Filter the lines below, copying only those with the string "Interface".

## BEGIN Extracted records

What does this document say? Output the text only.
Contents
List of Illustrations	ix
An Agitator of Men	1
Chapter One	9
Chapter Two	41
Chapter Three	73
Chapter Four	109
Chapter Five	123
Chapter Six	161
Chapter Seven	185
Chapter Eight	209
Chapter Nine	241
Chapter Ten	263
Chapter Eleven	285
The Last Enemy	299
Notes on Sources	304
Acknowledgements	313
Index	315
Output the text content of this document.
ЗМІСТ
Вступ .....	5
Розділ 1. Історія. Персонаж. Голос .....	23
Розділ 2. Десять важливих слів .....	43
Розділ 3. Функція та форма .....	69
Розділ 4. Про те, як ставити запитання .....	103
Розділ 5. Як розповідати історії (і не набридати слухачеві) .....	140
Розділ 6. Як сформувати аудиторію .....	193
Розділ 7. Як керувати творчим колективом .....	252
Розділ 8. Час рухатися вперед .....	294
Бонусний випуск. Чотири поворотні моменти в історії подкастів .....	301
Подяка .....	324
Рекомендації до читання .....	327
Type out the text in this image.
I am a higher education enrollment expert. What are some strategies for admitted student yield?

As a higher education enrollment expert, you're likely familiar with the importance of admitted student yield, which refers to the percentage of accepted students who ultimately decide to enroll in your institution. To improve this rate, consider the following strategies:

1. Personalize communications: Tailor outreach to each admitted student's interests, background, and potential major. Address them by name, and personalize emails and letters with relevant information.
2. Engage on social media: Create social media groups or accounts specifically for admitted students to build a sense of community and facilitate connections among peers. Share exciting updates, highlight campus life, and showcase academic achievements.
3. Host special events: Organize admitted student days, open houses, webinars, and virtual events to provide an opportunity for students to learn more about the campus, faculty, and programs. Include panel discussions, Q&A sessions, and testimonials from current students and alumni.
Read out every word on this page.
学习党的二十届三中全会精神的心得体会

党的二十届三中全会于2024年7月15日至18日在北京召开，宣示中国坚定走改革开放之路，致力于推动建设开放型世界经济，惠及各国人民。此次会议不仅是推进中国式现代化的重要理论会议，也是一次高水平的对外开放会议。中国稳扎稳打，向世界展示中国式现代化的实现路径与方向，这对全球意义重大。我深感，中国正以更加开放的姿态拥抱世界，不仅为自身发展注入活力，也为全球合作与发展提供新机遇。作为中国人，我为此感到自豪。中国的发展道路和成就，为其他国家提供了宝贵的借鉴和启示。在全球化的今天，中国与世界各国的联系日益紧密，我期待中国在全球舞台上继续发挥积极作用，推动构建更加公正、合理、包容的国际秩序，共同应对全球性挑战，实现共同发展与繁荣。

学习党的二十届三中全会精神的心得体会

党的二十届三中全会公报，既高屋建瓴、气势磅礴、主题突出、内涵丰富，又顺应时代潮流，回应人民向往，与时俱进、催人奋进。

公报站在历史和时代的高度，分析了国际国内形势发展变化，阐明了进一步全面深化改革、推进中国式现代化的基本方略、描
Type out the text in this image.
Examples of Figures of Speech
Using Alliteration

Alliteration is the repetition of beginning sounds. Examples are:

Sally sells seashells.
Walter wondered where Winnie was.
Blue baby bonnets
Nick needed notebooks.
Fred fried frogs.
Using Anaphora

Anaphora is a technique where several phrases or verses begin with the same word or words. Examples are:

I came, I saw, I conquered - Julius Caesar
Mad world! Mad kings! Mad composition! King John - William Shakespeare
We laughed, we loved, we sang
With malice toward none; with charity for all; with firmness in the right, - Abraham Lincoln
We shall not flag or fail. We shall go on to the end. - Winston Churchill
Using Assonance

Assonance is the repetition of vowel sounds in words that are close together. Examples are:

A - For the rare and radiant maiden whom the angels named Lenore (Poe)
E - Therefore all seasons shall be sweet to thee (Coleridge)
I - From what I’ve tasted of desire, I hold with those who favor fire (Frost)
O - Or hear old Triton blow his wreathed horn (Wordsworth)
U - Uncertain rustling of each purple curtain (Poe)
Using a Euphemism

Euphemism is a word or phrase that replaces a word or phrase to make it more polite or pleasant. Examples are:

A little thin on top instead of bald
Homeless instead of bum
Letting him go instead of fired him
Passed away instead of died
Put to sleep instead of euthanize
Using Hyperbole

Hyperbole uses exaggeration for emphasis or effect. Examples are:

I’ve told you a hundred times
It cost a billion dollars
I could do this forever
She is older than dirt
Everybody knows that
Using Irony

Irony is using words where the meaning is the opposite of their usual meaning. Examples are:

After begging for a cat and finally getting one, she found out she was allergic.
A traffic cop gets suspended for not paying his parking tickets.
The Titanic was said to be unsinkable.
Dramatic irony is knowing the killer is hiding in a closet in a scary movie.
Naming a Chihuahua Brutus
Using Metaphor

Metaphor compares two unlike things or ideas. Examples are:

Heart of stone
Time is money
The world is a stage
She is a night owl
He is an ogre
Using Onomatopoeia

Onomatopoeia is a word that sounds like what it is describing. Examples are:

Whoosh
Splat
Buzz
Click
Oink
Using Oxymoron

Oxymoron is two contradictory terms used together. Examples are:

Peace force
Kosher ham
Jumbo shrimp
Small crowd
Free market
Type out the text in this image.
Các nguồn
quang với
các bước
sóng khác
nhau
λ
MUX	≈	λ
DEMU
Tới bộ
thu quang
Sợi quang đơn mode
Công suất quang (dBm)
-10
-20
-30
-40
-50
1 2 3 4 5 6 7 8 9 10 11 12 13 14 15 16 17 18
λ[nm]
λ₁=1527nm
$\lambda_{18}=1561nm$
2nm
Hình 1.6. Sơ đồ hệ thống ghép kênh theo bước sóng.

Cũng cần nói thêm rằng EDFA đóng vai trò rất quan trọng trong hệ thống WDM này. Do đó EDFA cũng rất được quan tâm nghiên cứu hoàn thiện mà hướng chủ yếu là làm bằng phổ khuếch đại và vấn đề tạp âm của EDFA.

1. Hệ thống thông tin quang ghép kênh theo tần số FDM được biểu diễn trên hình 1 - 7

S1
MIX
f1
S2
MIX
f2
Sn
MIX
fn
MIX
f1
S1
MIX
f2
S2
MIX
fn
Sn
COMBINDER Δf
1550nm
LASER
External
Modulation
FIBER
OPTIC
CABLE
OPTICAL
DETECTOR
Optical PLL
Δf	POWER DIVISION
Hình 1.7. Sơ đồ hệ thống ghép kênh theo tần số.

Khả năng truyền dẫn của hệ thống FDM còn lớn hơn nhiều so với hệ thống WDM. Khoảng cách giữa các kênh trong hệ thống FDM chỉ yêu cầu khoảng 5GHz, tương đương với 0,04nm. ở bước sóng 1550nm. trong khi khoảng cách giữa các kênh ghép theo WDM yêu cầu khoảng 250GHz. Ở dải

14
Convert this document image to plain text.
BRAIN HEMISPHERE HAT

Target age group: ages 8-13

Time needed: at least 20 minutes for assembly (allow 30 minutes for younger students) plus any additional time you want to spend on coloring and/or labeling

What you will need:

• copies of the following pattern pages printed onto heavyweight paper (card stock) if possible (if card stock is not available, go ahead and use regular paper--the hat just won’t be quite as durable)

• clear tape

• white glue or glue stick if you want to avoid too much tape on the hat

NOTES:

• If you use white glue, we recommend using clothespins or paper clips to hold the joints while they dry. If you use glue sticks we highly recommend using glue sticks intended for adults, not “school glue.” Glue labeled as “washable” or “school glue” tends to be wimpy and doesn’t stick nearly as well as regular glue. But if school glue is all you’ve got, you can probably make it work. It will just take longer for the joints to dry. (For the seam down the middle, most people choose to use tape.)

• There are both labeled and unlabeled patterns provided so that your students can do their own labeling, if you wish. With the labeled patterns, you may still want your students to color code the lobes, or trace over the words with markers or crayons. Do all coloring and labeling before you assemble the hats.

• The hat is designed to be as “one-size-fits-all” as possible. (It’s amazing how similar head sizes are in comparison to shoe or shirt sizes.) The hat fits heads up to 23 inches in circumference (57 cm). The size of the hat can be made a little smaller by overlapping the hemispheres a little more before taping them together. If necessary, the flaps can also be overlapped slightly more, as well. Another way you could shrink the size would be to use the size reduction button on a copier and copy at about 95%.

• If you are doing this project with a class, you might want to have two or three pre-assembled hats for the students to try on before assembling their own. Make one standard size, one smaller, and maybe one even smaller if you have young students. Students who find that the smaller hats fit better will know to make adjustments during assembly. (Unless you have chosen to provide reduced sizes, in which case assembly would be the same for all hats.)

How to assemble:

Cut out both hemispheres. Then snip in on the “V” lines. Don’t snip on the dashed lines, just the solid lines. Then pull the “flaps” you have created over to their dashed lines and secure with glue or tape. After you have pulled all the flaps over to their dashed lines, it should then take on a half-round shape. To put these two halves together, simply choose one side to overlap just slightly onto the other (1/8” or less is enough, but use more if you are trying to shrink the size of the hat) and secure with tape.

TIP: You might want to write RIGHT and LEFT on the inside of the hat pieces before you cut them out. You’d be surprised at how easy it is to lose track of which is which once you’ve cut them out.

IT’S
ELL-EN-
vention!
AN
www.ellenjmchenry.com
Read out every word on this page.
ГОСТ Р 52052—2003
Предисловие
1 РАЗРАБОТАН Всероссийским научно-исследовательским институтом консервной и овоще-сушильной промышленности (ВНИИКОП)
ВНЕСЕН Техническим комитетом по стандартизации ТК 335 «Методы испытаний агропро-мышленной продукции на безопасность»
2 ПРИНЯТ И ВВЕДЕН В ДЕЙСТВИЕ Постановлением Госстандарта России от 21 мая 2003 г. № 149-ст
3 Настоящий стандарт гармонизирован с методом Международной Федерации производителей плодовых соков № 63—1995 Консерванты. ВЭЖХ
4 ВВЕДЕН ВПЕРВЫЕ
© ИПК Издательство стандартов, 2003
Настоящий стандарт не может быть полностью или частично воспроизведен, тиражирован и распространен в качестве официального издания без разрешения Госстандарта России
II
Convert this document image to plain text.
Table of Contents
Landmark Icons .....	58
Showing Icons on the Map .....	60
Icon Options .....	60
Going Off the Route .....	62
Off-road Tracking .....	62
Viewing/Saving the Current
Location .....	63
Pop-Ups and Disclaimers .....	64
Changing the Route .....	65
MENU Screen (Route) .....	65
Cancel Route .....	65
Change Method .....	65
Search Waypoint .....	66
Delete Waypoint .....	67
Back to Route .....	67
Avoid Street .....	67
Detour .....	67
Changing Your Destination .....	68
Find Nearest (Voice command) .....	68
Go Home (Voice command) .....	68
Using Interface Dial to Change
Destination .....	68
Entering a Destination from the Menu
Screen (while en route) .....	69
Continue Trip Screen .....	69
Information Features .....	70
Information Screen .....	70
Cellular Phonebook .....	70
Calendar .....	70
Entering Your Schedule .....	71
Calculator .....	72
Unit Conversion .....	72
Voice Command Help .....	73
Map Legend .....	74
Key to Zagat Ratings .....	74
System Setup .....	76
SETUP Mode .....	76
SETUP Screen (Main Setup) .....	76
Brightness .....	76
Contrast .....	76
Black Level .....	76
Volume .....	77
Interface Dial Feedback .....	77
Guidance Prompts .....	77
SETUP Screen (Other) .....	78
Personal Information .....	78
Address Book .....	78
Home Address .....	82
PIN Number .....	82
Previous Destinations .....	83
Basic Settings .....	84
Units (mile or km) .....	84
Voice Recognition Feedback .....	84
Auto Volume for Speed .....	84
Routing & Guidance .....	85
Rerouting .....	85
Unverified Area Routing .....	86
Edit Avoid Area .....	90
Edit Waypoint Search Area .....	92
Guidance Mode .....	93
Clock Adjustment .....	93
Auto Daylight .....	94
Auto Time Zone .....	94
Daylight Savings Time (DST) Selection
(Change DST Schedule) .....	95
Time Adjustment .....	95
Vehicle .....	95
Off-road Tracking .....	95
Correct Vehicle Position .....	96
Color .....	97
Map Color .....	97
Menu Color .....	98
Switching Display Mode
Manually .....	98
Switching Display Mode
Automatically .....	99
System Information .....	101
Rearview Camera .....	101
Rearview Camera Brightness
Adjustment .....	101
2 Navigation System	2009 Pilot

## END Extracted records

*Written solution*.
Using Interface Dial to Change
Interface Dial Feedback .....	77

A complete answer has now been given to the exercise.